## begin
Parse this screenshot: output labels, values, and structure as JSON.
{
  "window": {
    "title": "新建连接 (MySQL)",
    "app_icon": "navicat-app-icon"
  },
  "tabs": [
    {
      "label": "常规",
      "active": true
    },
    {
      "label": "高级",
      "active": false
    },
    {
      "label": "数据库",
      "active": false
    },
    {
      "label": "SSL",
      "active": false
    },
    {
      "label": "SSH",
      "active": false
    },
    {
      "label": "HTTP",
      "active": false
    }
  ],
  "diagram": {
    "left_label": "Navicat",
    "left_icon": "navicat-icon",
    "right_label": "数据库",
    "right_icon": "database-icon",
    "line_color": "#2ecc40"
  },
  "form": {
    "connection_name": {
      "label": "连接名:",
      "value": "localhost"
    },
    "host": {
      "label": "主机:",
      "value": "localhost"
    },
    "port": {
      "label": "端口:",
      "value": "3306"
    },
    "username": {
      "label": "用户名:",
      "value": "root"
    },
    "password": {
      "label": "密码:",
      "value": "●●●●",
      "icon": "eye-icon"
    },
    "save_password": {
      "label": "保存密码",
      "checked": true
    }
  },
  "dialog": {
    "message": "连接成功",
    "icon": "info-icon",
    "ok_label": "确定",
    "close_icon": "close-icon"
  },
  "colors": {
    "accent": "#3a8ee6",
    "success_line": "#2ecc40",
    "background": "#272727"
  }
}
## end
## begin
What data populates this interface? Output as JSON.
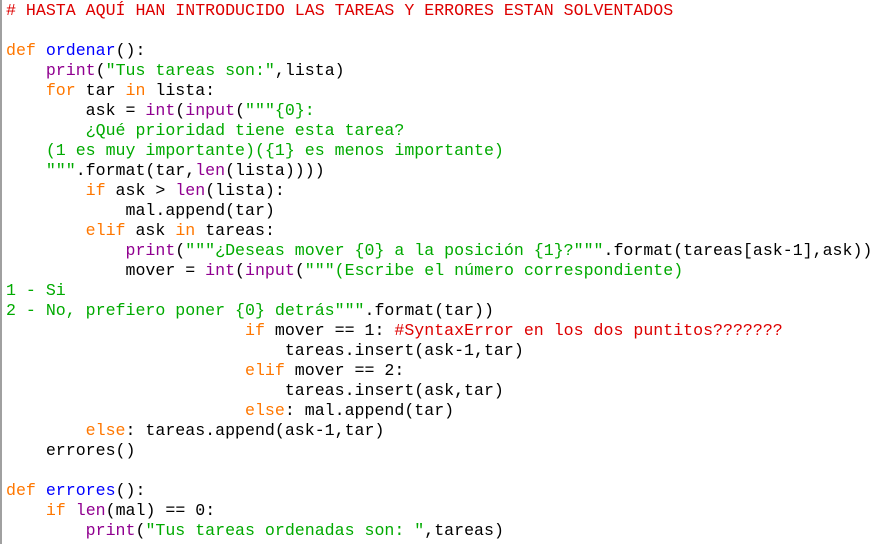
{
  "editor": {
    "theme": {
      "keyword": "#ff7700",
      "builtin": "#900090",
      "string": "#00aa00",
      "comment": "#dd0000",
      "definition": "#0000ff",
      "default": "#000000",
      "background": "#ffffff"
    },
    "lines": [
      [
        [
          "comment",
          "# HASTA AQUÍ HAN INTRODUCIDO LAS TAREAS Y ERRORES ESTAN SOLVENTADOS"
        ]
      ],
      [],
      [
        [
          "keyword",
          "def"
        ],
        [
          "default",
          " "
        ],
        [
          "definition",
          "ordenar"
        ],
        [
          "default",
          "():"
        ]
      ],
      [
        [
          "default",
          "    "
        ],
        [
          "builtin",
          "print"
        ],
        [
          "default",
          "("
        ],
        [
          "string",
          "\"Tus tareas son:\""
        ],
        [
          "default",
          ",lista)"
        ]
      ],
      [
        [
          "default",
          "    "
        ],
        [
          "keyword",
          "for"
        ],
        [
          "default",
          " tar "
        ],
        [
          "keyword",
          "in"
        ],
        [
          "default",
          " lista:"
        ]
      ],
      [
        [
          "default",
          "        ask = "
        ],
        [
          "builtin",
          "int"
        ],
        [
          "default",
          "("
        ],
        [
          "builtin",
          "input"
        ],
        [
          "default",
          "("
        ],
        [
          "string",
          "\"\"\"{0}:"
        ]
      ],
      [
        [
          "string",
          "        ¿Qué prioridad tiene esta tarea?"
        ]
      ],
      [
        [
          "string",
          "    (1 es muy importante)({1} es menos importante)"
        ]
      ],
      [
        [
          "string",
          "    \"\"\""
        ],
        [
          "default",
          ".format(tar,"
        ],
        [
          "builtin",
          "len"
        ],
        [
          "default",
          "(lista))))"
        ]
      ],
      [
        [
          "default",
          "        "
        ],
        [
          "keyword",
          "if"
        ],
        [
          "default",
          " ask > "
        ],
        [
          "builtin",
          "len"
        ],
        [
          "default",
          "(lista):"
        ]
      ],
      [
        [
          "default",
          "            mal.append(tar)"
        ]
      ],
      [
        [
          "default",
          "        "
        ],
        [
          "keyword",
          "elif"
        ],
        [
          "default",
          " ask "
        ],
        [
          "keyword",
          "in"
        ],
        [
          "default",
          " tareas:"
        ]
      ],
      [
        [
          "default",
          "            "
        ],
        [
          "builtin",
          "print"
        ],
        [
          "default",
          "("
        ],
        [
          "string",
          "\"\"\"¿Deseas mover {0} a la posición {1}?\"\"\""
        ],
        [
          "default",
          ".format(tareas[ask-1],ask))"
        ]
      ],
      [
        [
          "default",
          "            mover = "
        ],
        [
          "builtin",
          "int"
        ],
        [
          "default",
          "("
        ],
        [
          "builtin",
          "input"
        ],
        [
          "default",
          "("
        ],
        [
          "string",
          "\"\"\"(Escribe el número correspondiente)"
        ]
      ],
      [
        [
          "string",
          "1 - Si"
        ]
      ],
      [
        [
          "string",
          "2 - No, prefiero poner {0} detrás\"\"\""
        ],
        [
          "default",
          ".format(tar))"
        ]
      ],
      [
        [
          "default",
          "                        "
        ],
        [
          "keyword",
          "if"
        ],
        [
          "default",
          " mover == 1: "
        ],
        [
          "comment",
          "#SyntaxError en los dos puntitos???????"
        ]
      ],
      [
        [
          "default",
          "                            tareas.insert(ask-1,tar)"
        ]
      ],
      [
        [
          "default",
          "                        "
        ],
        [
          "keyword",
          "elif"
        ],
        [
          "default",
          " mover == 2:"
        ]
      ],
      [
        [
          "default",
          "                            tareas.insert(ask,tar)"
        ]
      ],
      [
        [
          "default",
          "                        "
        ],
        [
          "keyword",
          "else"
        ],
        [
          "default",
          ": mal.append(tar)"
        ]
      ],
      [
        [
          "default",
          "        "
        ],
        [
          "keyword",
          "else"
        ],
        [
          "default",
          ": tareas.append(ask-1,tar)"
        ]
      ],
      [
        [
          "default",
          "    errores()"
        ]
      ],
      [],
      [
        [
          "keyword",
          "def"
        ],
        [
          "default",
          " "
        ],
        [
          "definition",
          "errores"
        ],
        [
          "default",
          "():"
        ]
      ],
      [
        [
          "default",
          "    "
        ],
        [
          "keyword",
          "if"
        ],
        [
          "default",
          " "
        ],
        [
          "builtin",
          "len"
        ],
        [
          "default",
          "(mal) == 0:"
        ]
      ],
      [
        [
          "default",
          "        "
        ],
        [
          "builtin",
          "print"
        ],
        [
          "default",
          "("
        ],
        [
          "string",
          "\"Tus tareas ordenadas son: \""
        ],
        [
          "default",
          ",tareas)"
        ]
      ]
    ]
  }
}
## end
#### [Job]
Look through the entries above; copy every line holding the string "JSON".

#### [Task solution]
Parse this screenshot: output labels, values, and structure as JSON.
What data populates this interface? Output as JSON.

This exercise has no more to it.